══ Raw records

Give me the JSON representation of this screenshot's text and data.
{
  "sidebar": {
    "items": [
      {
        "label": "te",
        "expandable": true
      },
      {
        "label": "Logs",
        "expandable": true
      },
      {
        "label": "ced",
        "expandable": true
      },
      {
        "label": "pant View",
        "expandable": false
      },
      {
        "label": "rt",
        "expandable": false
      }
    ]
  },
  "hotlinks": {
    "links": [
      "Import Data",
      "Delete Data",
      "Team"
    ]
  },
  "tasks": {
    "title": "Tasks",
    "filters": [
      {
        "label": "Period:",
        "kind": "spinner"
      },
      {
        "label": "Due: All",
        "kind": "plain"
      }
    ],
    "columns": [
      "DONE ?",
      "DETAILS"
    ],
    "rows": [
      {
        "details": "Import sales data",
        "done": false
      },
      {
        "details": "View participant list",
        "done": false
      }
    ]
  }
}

════

### Task to carry out
Reproduce each line of the material containing the word "Import".

### Written response
      "Import Data",
        "details": "Import sales data",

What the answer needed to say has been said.